▸ Data
==========

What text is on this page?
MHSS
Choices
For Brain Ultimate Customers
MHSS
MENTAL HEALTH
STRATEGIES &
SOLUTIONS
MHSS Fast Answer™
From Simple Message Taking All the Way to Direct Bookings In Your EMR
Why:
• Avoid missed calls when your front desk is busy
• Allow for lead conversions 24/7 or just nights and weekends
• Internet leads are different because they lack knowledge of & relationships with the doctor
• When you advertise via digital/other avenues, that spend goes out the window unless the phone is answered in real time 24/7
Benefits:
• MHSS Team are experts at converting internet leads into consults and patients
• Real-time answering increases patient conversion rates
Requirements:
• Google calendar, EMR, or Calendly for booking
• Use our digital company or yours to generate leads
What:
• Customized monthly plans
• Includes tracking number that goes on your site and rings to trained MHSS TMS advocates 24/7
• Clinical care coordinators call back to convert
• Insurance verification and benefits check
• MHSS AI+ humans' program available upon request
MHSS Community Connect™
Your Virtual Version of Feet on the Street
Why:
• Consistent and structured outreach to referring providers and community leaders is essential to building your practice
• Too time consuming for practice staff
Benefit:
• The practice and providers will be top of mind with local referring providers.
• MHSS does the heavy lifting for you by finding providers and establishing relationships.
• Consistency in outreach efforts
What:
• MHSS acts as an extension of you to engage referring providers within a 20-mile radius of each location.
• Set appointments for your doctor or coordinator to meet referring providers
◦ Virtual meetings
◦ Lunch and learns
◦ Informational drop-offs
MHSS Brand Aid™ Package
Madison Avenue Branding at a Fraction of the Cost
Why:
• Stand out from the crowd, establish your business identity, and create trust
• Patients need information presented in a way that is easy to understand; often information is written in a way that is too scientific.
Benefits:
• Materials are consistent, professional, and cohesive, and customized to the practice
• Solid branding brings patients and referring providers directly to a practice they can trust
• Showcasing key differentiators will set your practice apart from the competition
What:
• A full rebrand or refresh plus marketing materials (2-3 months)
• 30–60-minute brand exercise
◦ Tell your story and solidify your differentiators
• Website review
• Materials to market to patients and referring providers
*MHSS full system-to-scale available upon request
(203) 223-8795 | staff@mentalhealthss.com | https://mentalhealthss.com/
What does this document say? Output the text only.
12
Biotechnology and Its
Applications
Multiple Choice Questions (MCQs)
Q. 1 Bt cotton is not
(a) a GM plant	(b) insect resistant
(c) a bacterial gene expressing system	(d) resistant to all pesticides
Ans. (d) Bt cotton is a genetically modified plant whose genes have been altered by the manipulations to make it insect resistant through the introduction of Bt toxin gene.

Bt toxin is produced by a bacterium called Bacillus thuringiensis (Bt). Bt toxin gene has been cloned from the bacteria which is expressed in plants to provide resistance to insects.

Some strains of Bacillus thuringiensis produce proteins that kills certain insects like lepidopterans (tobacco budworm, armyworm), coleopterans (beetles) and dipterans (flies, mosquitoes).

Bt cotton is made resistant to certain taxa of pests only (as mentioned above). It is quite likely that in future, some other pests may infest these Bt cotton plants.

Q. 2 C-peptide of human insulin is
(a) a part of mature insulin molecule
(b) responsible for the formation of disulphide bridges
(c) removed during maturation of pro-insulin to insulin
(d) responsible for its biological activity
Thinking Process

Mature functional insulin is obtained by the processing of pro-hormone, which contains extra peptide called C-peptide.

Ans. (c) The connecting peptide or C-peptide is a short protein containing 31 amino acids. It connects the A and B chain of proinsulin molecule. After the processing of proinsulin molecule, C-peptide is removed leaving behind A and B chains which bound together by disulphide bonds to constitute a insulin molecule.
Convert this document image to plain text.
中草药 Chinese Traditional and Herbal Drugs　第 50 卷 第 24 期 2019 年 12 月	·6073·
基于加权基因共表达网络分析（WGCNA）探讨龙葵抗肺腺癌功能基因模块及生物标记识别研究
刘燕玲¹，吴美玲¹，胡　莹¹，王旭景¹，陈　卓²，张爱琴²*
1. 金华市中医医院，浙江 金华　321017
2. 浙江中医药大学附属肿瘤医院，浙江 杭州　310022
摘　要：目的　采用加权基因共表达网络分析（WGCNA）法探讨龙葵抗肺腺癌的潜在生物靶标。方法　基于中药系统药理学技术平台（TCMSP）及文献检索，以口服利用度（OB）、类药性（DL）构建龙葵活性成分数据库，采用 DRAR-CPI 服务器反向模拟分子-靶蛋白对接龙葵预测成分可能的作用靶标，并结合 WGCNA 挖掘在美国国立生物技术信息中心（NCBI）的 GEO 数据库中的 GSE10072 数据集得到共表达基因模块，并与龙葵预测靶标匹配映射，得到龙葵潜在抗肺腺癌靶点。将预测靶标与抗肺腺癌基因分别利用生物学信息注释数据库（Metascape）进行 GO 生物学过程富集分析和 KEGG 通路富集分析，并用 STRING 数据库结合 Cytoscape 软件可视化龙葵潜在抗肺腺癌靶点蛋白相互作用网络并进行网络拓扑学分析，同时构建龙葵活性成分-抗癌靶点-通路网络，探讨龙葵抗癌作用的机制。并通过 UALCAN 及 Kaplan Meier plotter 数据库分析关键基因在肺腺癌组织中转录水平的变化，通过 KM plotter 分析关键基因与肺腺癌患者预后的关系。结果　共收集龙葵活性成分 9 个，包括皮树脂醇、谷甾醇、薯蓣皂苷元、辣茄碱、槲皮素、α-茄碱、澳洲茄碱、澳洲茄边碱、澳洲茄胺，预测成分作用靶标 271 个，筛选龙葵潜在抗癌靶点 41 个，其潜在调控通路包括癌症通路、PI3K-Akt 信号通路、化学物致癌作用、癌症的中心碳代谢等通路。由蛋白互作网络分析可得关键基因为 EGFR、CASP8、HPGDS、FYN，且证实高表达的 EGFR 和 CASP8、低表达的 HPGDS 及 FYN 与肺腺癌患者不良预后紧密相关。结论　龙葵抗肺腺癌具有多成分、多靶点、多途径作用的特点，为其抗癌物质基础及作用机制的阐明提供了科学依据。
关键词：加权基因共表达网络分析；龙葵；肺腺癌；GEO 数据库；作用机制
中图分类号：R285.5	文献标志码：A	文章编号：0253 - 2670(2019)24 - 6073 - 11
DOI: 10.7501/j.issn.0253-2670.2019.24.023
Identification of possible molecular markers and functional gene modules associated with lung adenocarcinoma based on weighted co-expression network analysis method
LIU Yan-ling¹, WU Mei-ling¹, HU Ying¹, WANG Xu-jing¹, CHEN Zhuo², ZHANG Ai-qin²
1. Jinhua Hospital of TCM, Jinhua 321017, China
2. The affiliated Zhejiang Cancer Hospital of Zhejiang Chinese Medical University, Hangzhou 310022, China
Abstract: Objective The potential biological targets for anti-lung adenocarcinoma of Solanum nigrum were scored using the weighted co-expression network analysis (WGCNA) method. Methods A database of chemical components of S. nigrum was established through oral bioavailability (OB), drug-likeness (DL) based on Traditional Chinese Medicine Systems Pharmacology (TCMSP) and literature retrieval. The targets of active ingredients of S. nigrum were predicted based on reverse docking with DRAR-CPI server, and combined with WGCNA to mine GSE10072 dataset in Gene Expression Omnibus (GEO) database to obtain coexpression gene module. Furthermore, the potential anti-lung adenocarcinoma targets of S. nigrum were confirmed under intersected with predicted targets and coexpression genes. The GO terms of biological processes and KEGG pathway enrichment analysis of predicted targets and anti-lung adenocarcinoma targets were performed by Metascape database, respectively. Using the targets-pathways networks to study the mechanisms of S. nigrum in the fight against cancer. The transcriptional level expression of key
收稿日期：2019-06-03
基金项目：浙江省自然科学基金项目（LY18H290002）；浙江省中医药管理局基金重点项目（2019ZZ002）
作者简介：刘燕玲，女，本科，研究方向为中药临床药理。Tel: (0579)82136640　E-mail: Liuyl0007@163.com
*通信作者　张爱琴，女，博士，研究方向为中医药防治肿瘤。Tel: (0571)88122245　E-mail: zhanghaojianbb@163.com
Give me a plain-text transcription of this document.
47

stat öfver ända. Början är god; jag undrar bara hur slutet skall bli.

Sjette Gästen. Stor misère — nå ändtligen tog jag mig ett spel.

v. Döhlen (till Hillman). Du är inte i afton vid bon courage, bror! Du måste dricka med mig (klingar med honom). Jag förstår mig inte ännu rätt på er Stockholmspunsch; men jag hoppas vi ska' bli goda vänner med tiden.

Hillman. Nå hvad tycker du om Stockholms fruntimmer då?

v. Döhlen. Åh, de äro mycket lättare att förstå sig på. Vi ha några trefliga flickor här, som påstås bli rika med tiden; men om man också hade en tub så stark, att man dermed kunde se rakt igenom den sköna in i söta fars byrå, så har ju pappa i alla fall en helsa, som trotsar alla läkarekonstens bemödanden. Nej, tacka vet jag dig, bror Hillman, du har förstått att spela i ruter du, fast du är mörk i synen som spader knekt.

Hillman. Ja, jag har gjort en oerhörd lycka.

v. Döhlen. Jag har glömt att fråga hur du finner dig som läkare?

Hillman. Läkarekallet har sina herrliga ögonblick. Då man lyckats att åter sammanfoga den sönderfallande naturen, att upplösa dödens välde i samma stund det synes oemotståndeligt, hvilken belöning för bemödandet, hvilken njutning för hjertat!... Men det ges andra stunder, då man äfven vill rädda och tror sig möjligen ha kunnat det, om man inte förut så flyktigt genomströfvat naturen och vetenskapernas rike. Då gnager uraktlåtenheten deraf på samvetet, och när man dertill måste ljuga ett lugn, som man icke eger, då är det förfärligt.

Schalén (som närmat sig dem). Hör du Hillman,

==========

▸ Task requirements
Over the whole of the material above, count the lines that contain the word "cotton"; give only the number.

▸ Result of this task
3